Pull out every line below holding the word "title".

§ **RECORDS FOR PROCESSING**
----------
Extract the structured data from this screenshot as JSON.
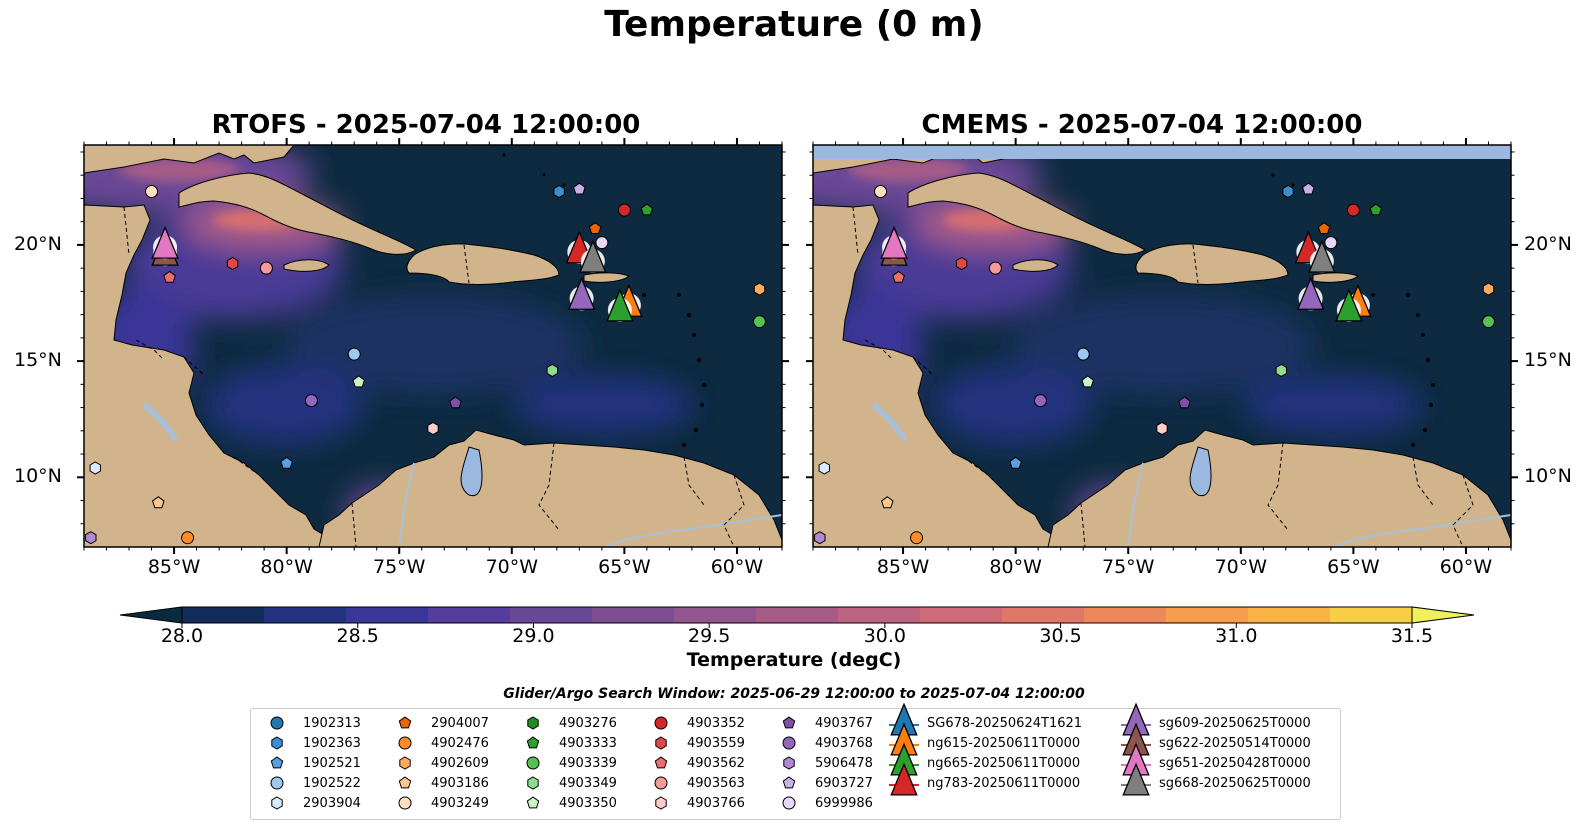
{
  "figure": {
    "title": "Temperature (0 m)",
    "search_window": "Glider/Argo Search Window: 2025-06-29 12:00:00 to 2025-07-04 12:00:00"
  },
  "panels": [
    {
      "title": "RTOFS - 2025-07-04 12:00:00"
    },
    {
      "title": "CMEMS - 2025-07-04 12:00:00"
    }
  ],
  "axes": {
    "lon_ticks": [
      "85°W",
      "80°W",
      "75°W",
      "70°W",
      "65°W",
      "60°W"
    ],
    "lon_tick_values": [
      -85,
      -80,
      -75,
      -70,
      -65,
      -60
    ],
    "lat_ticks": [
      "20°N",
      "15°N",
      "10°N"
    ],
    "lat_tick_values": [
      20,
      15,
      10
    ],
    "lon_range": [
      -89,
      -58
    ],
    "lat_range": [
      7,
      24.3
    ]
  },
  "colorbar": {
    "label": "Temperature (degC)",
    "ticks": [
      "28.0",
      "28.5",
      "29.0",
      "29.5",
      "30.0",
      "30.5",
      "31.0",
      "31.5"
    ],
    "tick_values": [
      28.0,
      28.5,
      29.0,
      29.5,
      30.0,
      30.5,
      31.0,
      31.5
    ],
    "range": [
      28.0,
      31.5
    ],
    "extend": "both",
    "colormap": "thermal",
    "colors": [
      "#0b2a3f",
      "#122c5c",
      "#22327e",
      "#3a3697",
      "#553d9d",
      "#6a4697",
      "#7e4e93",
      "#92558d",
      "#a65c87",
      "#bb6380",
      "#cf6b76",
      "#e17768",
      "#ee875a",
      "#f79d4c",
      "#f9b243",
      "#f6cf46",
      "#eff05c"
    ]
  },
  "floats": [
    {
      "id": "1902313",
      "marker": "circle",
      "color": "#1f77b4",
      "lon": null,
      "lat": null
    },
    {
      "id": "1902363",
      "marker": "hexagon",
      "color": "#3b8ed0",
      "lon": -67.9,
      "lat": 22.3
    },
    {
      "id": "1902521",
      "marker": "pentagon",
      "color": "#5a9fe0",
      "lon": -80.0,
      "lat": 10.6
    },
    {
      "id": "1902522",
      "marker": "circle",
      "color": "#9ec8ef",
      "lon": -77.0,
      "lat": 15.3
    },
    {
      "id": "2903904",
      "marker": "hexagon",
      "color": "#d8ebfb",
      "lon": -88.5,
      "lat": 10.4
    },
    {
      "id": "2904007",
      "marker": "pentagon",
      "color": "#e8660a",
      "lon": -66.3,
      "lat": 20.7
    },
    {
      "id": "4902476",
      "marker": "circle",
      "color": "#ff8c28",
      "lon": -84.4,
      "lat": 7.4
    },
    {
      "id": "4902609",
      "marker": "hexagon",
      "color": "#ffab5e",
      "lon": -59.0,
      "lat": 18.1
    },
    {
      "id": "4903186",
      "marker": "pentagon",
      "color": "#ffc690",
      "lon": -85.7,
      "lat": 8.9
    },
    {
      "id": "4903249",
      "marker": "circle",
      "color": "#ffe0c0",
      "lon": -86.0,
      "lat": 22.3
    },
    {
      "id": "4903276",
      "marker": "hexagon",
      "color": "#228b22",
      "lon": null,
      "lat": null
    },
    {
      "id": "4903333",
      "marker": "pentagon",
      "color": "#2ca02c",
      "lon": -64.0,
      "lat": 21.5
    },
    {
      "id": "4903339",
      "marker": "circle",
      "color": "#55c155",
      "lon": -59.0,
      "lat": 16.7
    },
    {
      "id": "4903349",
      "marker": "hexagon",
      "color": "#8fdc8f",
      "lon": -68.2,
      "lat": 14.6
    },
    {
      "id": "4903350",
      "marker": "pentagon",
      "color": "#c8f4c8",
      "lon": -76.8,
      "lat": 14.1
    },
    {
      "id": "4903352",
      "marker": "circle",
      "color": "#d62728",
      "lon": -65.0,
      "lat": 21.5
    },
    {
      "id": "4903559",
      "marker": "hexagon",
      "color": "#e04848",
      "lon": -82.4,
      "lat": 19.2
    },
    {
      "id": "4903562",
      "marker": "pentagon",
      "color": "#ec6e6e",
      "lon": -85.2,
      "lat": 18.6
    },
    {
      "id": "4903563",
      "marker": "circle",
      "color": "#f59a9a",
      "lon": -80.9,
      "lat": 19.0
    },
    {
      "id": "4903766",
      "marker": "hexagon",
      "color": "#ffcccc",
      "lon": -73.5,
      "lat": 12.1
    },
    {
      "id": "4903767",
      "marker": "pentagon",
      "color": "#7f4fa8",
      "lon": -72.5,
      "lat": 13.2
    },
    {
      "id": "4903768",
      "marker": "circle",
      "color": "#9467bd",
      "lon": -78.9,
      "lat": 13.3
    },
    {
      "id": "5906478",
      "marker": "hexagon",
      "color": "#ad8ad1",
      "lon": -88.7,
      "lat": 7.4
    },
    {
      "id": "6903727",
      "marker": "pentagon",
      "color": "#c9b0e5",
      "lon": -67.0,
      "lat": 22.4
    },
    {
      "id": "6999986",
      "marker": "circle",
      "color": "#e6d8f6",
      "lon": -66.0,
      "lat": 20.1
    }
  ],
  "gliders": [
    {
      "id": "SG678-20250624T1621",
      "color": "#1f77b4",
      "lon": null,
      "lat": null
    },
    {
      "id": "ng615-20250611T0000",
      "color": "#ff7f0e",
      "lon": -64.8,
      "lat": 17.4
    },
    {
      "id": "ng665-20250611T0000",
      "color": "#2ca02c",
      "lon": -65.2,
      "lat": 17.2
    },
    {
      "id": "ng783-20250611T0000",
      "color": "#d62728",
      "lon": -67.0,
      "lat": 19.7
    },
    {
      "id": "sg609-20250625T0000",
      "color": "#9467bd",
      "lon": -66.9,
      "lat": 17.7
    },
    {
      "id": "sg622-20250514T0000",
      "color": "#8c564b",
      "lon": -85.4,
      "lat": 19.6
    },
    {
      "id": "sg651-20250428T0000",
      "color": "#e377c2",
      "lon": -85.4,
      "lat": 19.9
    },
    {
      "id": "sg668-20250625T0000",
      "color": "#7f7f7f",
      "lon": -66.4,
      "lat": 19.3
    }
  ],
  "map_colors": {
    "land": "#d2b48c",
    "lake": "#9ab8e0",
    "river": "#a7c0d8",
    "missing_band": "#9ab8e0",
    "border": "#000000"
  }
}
----------
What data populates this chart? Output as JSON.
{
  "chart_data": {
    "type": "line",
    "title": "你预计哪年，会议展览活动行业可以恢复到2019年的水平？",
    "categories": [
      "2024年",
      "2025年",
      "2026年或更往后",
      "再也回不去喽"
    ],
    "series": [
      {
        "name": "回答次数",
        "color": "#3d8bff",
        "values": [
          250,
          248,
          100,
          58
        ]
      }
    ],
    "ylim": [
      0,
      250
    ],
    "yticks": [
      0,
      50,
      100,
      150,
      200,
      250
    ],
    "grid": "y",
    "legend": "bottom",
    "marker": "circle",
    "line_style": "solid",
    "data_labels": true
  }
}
----------
§ **ANSWER BELOW**
    "title": "Temperature (0 m)",
      "title": "RTOFS - 2025-07-04 12:00:00"
      "title": "CMEMS - 2025-07-04 12:00:00"
    "title": "你预计哪年，会议展览活动行业可以恢复到2019年的水平？",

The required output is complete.